═════ Records to use

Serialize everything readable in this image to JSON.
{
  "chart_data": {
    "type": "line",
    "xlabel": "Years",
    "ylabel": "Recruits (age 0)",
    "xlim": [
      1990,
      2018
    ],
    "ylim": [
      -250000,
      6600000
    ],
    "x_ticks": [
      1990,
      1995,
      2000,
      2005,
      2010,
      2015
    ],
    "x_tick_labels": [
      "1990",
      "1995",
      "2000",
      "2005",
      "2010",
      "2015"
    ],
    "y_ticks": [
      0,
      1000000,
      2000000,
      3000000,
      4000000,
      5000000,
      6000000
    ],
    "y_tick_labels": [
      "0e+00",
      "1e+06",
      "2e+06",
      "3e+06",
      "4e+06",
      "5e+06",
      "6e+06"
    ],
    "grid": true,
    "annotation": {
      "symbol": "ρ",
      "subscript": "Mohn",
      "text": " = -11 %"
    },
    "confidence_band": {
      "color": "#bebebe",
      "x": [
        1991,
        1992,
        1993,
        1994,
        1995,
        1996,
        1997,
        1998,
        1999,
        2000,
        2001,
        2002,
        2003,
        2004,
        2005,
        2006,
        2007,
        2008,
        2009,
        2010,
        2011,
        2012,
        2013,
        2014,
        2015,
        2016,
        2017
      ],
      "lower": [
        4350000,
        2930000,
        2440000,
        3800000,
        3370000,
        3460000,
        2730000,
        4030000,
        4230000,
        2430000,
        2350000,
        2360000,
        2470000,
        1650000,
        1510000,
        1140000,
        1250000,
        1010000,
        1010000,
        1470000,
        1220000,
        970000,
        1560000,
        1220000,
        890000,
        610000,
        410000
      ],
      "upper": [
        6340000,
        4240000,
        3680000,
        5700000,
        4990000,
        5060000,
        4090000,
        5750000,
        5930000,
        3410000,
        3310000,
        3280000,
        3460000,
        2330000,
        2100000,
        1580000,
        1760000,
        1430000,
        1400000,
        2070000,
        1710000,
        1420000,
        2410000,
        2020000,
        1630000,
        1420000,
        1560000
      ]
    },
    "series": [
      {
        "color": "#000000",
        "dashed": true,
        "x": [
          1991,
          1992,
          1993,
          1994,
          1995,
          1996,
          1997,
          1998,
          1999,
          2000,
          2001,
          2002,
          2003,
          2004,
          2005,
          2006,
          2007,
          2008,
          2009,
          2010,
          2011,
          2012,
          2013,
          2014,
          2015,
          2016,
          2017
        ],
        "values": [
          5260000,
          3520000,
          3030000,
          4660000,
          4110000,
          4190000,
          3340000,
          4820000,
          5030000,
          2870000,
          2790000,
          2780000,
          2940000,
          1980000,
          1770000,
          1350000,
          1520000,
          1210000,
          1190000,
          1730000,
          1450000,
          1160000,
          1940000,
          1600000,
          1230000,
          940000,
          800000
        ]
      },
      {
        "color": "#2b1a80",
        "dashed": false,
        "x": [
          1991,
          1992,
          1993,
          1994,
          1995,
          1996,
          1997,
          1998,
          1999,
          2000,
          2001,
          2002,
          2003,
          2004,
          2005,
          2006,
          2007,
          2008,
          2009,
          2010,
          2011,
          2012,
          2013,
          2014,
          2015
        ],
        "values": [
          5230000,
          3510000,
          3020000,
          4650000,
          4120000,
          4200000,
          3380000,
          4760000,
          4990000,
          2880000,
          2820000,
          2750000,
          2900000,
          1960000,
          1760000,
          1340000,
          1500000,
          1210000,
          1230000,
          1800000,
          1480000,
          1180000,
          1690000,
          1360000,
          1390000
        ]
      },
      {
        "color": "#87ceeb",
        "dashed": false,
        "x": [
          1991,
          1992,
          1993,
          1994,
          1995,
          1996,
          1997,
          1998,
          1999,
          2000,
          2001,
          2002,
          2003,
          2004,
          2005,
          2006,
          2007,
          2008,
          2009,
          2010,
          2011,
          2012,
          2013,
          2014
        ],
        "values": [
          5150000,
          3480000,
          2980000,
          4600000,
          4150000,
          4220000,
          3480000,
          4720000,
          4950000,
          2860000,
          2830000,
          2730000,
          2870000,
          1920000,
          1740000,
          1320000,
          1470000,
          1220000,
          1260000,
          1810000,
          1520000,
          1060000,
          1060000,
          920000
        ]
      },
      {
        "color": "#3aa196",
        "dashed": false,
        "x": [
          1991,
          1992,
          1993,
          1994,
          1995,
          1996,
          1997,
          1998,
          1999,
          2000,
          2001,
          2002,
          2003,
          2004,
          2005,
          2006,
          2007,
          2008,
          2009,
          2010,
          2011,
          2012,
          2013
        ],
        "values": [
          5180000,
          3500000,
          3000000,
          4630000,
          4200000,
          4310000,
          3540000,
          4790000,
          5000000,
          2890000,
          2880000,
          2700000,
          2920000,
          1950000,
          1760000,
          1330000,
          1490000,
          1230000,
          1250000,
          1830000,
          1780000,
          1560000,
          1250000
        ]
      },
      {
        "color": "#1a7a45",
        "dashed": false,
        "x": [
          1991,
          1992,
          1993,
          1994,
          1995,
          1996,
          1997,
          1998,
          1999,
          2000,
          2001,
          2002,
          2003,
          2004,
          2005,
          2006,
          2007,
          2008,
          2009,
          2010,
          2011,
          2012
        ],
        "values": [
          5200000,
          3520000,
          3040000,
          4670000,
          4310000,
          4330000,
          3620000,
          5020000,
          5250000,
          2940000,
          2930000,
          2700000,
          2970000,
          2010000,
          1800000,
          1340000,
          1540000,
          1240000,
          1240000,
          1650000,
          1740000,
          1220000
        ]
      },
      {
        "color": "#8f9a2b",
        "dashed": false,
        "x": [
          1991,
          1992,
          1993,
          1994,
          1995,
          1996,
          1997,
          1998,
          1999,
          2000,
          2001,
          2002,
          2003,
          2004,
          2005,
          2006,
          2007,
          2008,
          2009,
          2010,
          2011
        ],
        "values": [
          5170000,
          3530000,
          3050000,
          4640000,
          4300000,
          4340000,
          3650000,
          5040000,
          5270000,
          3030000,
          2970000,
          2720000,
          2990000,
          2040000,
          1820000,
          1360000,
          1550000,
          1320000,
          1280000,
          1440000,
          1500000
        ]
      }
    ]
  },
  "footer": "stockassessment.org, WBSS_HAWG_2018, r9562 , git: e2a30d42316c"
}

══════════

Using the records above, list each line that includes "color".

      "color": "#bebebe",
        "color": "#000000",
        "color": "#2b1a80",
        "color": "#87ceeb",
        "color": "#3aa196",
        "color": "#1a7a45",
        "color": "#8f9a2b",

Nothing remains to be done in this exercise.